[Lines of data]

— BEGIN —

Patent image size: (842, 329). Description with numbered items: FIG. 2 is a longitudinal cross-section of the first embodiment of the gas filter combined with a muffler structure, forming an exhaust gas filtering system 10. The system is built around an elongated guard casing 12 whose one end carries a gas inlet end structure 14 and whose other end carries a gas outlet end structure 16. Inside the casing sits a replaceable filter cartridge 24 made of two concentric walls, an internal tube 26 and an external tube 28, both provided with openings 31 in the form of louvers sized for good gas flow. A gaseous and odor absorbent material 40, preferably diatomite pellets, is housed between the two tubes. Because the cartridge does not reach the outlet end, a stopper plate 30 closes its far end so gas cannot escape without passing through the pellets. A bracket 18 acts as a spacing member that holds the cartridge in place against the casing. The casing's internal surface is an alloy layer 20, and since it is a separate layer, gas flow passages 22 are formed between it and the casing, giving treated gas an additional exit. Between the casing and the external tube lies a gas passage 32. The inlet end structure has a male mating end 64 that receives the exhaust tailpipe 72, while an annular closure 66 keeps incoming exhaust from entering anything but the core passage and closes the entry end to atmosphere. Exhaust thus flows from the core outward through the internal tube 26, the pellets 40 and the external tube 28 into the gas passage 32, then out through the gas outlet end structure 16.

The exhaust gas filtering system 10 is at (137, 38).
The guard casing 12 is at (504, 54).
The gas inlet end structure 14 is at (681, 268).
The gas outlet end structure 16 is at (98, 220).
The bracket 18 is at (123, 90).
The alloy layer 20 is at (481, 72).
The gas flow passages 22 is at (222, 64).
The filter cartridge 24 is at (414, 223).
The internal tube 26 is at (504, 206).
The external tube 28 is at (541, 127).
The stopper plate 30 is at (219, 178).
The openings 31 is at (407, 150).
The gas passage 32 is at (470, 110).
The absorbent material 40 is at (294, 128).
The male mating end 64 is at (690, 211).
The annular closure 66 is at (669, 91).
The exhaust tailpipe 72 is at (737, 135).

— END —

[THE PROBLEM] Recast each line of the material above as an item in a numbered list, leaving out any blank lines.

[RESULT OF THE TASK]
1. Patent image size: (842, 329). Description with numbered items: FIG. 2 is a longitudinal cross-section of the first embodiment of the gas filter combined with a muffler structure, forming an exhaust gas filtering system 10. The system is built around an elongated guard casing 12 whose one end carries a gas inlet end structure 14 and whose other end carries a gas outlet end structure 16. Inside the casing sits a replaceable filter cartridge 24 made of two concentric walls, an internal tube 26 and an external tube 28, both provided with openings 31 in the form of louvers sized for good gas flow. A gaseous and odor absorbent material 40, preferably diatomite pellets, is housed between the two tubes. Because the cartridge does not reach the outlet end, a stopper plate 30 closes its far end so gas cannot escape without passing through the pellets. A bracket 18 acts as a spacing member that holds the cartridge in place against the casing. The casing's internal surface is an alloy layer 20, and since it is a separate layer, gas flow passages 22 are formed between it and the casing, giving treated gas an additional exit. Between the casing and the external tube lies a gas passage 32. The inlet end structure has a male mating end 64 that receives the exhaust tailpipe 72, while an annular closure 66 keeps incoming exhaust from entering anything but the core passage and closes the entry end to atmosphere. Exhaust thus flows from the core outward through the internal tube 26, the pellets 40 and the external tube 28 into the gas passage 32, then out through the gas outlet end structure 16.
2. The exhaust gas filtering system 10 is at (137, 38).
3. The guard casing 12 is at (504, 54).
4. The gas inlet end structure 14 is at (681, 268).
5. The gas outlet end structure 16 is at (98, 220).
6. The bracket 18 is at (123, 90).
7. The alloy layer 20 is at (481, 72).
8. The gas flow passages 22 is at (222, 64).
9. The filter cartridge 24 is at (414, 223).
10. The internal tube 26 is at (504, 206).
11. The external tube 28 is at (541, 127).
12. The stopper plate 30 is at (219, 178).
13. The openings 31 is at (407, 150).
14. The gas passage 32 is at (470, 110).
15. The absorbent material 40 is at (294, 128).
16. The male mating end 64 is at (690, 211).
17. The annular closure 66 is at (669, 91).
18. The exhaust tailpipe 72 is at (737, 135).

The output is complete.